:: Task requirements ::
Only a number is wanted. Count the lines holding the string "data".

※

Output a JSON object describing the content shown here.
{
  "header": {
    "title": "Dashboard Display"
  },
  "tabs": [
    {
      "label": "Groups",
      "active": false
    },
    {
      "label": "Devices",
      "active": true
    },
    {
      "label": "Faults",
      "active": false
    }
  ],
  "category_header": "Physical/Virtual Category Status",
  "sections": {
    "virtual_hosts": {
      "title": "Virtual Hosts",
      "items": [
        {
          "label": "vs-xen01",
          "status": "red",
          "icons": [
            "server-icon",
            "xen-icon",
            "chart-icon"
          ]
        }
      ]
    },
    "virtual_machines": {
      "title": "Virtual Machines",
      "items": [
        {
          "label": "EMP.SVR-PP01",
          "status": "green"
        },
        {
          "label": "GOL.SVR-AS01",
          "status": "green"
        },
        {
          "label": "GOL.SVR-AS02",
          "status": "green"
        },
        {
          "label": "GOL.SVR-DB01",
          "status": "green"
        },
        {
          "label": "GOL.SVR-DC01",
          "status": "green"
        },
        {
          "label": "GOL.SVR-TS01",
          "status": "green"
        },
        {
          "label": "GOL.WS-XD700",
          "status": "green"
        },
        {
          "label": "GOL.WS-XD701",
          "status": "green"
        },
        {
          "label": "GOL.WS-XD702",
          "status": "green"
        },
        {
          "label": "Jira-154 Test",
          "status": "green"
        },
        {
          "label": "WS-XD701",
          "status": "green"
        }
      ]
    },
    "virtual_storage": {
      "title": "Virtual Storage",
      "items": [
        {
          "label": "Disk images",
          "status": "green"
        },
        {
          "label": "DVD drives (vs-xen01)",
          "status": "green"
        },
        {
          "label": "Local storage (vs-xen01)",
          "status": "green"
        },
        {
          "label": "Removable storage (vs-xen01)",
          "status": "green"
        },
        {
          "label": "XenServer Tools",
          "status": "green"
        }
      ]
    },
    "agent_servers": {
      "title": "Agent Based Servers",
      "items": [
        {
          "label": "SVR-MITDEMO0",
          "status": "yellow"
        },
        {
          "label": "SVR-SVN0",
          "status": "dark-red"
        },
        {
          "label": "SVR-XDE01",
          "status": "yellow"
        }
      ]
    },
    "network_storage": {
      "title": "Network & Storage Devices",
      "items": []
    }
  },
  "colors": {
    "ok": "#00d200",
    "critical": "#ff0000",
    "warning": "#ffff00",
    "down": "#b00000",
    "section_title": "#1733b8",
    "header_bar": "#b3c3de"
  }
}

※

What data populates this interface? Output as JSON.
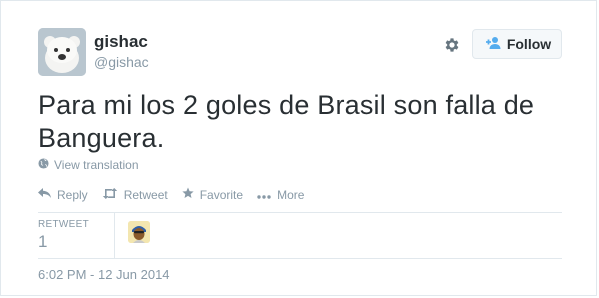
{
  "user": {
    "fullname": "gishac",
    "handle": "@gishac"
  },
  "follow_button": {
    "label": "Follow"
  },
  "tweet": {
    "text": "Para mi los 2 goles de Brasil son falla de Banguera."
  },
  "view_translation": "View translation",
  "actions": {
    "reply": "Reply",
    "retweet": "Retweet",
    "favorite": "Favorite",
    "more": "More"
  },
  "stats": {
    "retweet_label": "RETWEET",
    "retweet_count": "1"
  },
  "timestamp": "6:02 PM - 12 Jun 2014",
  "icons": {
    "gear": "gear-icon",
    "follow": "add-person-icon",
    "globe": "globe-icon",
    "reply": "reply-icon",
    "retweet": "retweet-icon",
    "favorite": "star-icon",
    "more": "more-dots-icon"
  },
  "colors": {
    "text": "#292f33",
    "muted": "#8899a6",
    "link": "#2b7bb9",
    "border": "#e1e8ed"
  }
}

※

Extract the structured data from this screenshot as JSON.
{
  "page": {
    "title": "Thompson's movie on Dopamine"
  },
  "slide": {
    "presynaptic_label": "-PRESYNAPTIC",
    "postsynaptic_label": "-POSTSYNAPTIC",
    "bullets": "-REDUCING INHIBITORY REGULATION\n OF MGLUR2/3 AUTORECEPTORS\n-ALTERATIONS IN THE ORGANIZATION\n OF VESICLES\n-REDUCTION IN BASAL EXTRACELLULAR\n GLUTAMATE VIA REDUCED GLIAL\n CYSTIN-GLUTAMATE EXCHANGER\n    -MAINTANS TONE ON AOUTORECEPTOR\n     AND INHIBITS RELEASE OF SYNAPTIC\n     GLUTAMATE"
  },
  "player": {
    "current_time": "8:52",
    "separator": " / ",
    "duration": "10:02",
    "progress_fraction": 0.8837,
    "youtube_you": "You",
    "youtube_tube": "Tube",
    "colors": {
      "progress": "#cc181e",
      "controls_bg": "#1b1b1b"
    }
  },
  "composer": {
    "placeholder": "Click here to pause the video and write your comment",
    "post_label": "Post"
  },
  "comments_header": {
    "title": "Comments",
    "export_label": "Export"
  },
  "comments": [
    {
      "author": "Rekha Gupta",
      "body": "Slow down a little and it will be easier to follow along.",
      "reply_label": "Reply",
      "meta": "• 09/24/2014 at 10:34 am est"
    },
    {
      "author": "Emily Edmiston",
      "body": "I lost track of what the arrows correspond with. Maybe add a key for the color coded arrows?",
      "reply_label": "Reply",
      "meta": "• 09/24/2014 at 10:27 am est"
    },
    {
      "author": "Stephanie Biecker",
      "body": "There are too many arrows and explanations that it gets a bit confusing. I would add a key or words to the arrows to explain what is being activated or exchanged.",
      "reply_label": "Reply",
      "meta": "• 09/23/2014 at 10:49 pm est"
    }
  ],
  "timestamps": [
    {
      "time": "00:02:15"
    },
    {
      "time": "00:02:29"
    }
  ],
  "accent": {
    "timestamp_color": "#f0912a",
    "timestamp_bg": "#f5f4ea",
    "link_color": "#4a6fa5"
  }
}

※

:: Exercise output ::
2